▶ **WHAT YOU NEED TO DO**: Exactly repeat all the records below, omitting the images they hold.

▶ **DATA FOR THIS TASK**:
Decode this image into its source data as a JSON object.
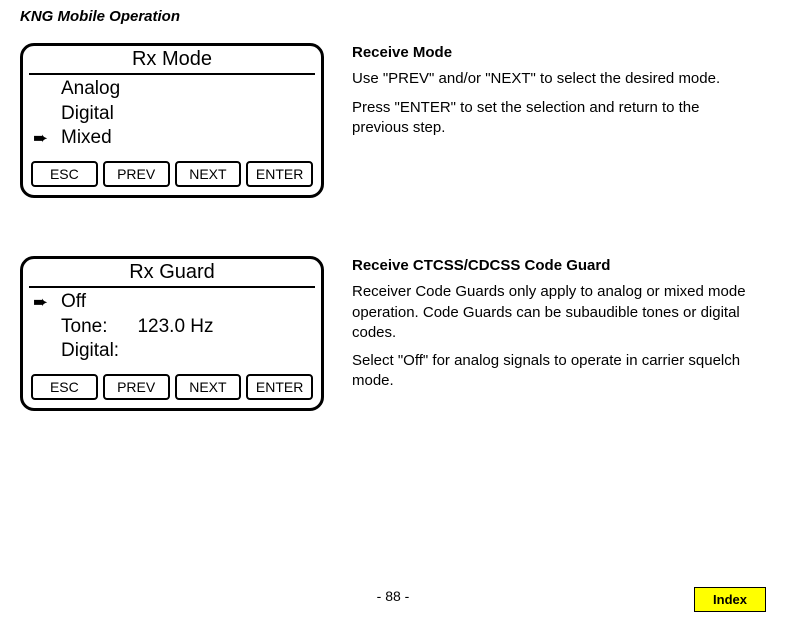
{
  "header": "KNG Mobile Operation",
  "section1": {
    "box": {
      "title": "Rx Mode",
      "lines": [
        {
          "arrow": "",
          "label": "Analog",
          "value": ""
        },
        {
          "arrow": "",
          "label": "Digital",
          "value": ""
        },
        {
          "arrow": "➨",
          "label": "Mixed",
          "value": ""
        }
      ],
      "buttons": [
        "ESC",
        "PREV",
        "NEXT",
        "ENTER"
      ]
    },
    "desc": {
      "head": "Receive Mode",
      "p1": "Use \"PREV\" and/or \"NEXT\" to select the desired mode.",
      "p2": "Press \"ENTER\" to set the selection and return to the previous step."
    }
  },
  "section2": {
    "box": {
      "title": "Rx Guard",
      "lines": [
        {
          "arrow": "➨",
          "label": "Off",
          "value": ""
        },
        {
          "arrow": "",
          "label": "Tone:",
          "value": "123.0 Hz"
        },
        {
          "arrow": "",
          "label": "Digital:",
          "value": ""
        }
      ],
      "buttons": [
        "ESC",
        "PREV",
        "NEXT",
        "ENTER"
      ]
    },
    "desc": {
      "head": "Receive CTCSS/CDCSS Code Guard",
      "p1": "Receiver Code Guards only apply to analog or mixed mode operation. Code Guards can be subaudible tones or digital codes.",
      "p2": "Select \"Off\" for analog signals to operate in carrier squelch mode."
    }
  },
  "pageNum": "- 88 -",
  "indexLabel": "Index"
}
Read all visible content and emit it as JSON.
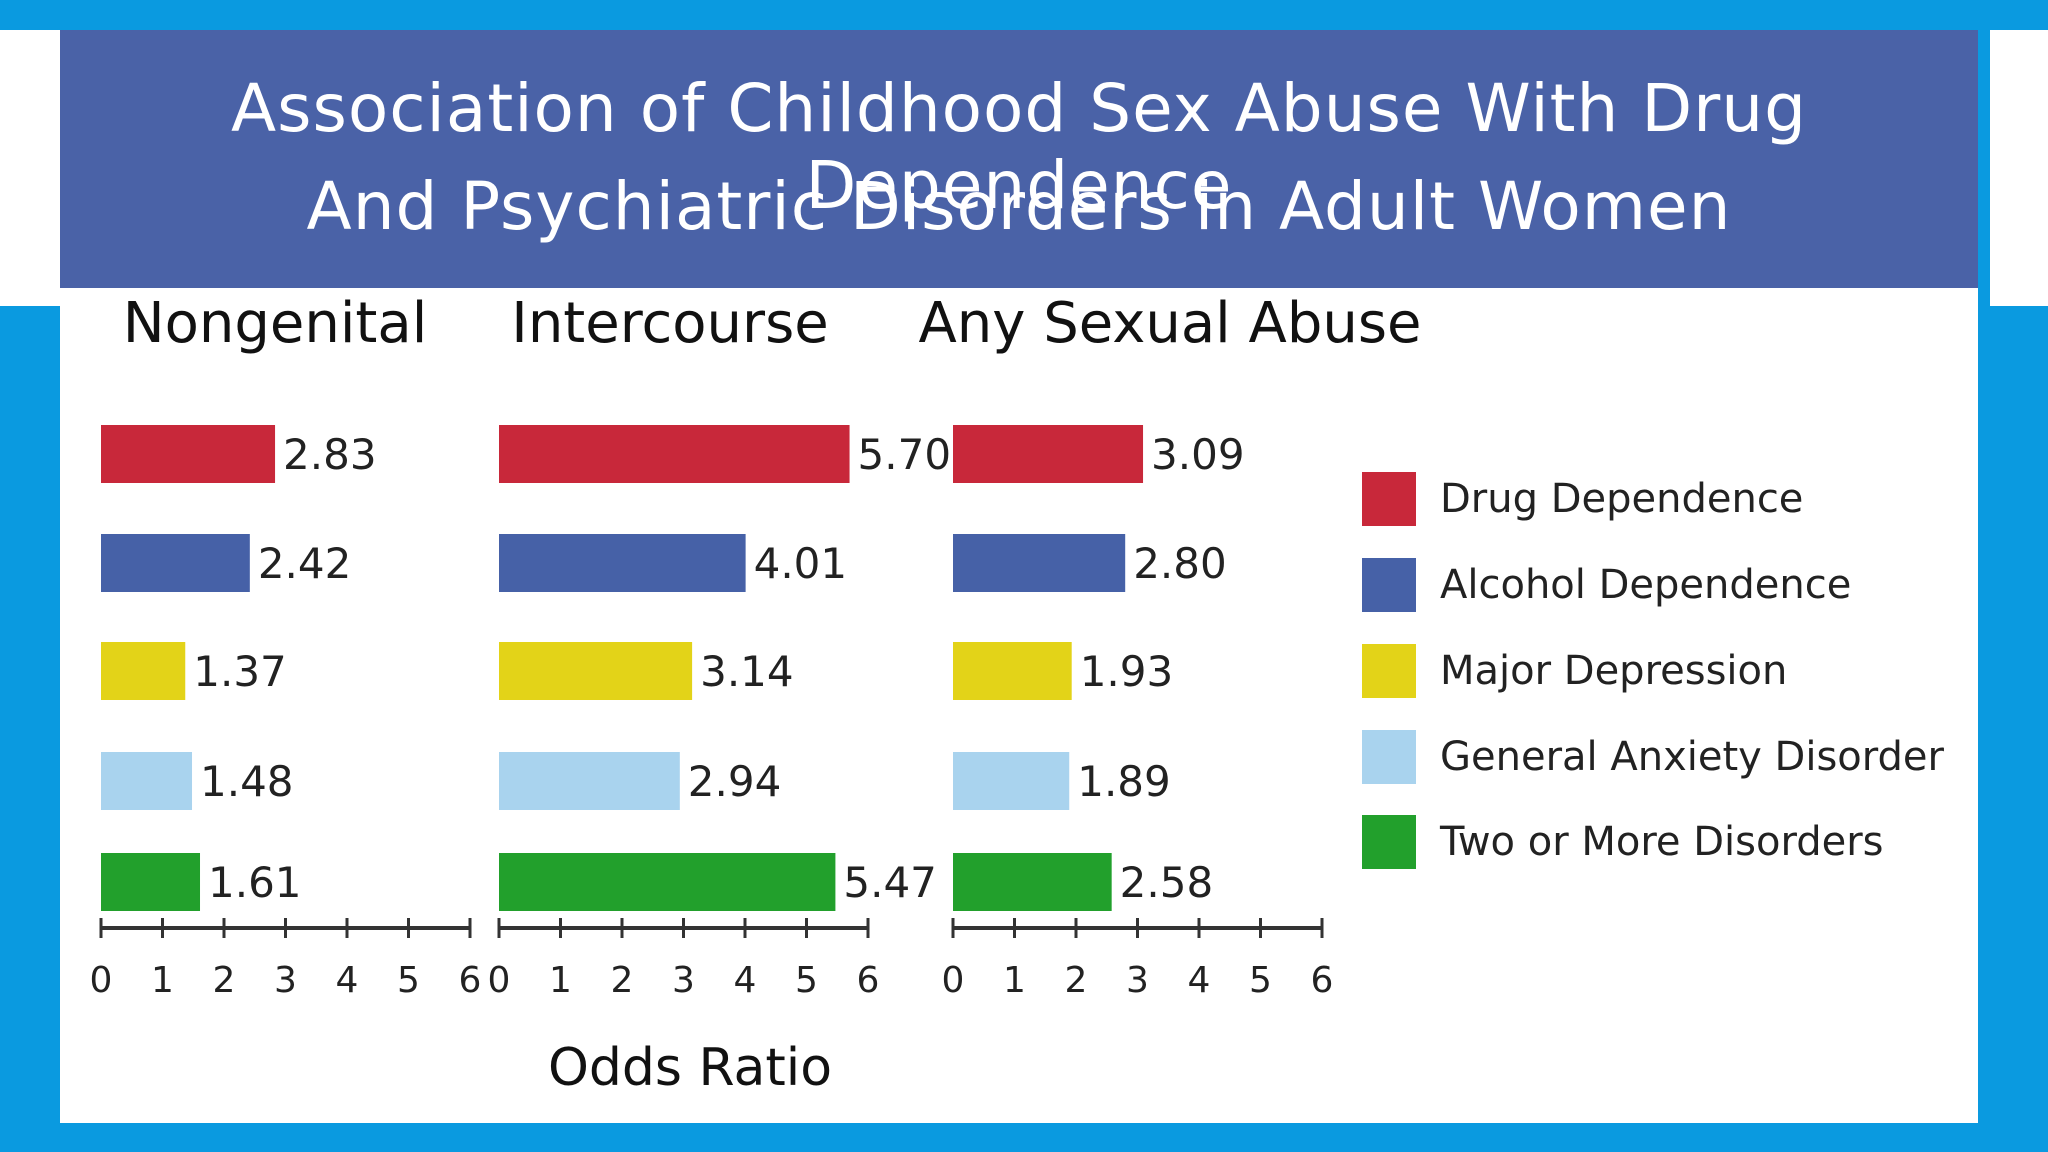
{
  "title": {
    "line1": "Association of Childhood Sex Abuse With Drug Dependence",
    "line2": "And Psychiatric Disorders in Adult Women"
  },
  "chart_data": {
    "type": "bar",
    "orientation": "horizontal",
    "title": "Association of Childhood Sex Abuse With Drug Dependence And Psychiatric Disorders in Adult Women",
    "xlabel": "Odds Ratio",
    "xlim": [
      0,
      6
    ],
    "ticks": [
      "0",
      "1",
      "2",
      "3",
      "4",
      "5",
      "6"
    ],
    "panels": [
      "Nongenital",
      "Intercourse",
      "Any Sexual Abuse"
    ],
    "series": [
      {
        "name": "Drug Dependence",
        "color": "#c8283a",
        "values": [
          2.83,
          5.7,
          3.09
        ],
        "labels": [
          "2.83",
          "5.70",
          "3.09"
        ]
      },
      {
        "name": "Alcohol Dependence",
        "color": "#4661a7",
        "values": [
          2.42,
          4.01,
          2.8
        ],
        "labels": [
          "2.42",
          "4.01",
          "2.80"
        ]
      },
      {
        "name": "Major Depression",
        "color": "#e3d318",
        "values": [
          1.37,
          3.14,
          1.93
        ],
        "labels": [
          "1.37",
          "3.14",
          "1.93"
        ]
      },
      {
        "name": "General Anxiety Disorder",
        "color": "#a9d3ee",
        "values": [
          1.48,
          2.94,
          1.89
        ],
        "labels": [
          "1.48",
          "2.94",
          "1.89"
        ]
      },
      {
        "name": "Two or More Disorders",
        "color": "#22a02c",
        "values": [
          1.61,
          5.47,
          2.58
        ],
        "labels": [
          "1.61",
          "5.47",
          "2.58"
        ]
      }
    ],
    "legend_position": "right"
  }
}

▶ **PROBLEM SOLUTION**:
Decode this image into its source data as a JSON object.
{
  "header": "KNG Mobile Operation",
  "section1": {
    "box": {
      "title": "Rx Mode",
      "lines": [
        {
          "arrow": "",
          "label": "Analog",
          "value": ""
        },
        {
          "arrow": "",
          "label": "Digital",
          "value": ""
        },
        {
          "arrow": "➨",
          "label": "Mixed",
          "value": ""
        }
      ],
      "buttons": [
        "ESC",
        "PREV",
        "NEXT",
        "ENTER"
      ]
    },
    "desc": {
      "head": "Receive Mode",
      "p1": "Use \"PREV\" and/or \"NEXT\" to select the desired mode.",
      "p2": "Press \"ENTER\" to set the selection and return to the previous step."
    }
  },
  "section2": {
    "box": {
      "title": "Rx Guard",
      "lines": [
        {
          "arrow": "➨",
          "label": "Off",
          "value": ""
        },
        {
          "arrow": "",
          "label": "Tone:",
          "value": "123.0 Hz"
        },
        {
          "arrow": "",
          "label": "Digital:",
          "value": ""
        }
      ],
      "buttons": [
        "ESC",
        "PREV",
        "NEXT",
        "ENTER"
      ]
    },
    "desc": {
      "head": "Receive CTCSS/CDCSS Code Guard",
      "p1": "Receiver Code Guards only apply to analog or mixed mode operation. Code Guards can be subaudible tones or digital codes.",
      "p2": "Select \"Off\" for analog signals to operate in carrier squelch mode."
    }
  },
  "pageNum": "- 88 -",
  "indexLabel": "Index"
}
Read all visible content and emit it as JSON.
{
  "title": {
    "line1": "Association of Childhood Sex Abuse With Drug Dependence",
    "line2": "And Psychiatric Disorders in Adult Women"
  },
  "chart_data": {
    "type": "bar",
    "orientation": "horizontal",
    "title": "Association of Childhood Sex Abuse With Drug Dependence And Psychiatric Disorders in Adult Women",
    "xlabel": "Odds Ratio",
    "xlim": [
      0,
      6
    ],
    "ticks": [
      "0",
      "1",
      "2",
      "3",
      "4",
      "5",
      "6"
    ],
    "panels": [
      "Nongenital",
      "Intercourse",
      "Any Sexual Abuse"
    ],
    "series": [
      {
        "name": "Drug Dependence",
        "color": "#c8283a",
        "values": [
          2.83,
          5.7,
          3.09
        ],
        "labels": [
          "2.83",
          "5.70",
          "3.09"
        ]
      },
      {
        "name": "Alcohol Dependence",
        "color": "#4661a7",
        "values": [
          2.42,
          4.01,
          2.8
        ],
        "labels": [
          "2.42",
          "4.01",
          "2.80"
        ]
      },
      {
        "name": "Major Depression",
        "color": "#e3d318",
        "values": [
          1.37,
          3.14,
          1.93
        ],
        "labels": [
          "1.37",
          "3.14",
          "1.93"
        ]
      },
      {
        "name": "General Anxiety Disorder",
        "color": "#a9d3ee",
        "values": [
          1.48,
          2.94,
          1.89
        ],
        "labels": [
          "1.48",
          "2.94",
          "1.89"
        ]
      },
      {
        "name": "Two or More Disorders",
        "color": "#22a02c",
        "values": [
          1.61,
          5.47,
          2.58
        ],
        "labels": [
          "1.61",
          "5.47",
          "2.58"
        ]
      }
    ],
    "legend_position": "right"
  }
}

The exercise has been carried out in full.